Every line that contains the word "label" should be copied out.

==== Information supplied ====

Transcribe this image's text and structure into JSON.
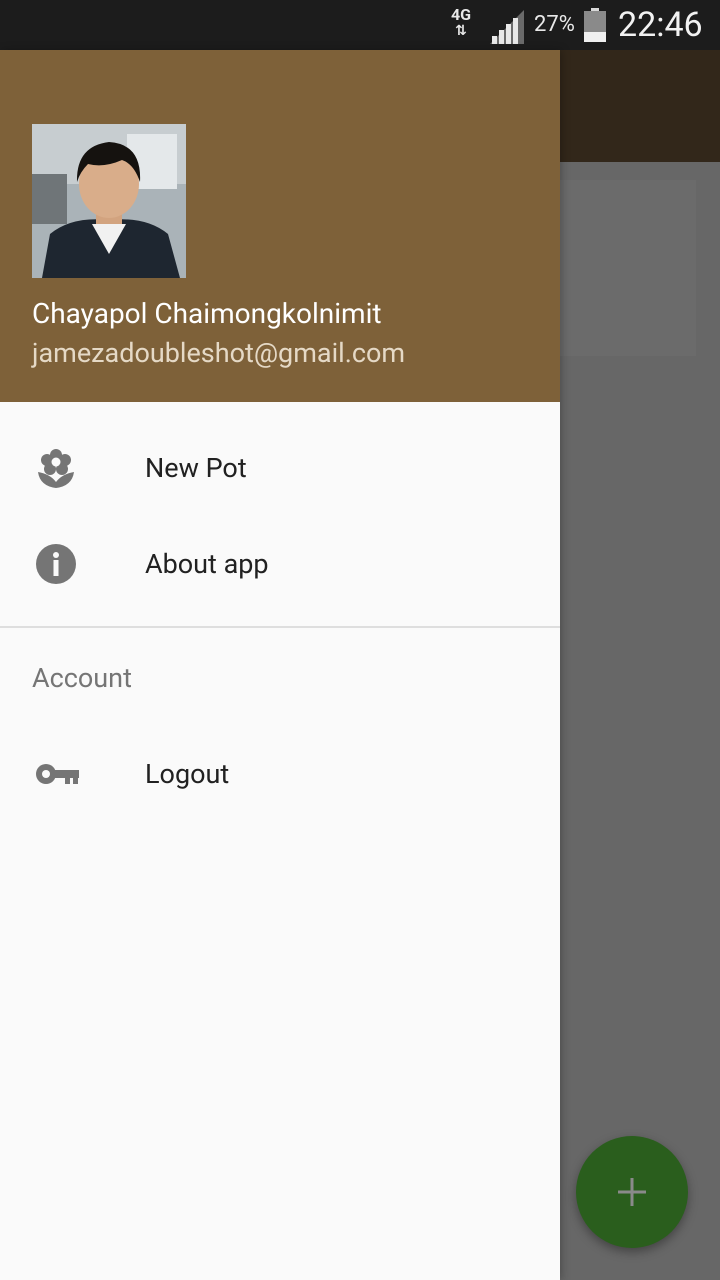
{
  "status_bar": {
    "network": "4G",
    "battery_percent": "27%",
    "time": "22:46"
  },
  "drawer": {
    "user": {
      "name": "Chayapol Chaimongkolnimit",
      "email": "jamezadoubleshot@gmail.com"
    },
    "items": [
      {
        "label": "New Pot",
        "icon": "flower-icon"
      },
      {
        "label": "About app",
        "icon": "info-icon"
      }
    ],
    "account_section": {
      "header": "Account",
      "items": [
        {
          "label": "Logout",
          "icon": "key-icon"
        }
      ]
    }
  },
  "fab": {
    "icon": "plus-icon"
  },
  "colors": {
    "drawer_header": "#7e6139",
    "fab": "#2a5e1d",
    "icon_gray": "#757575",
    "scrim": "#676767"
  }
}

====

• _Result_
        "label": "New Pot",
        "label": "About app",
          "label": "Logout",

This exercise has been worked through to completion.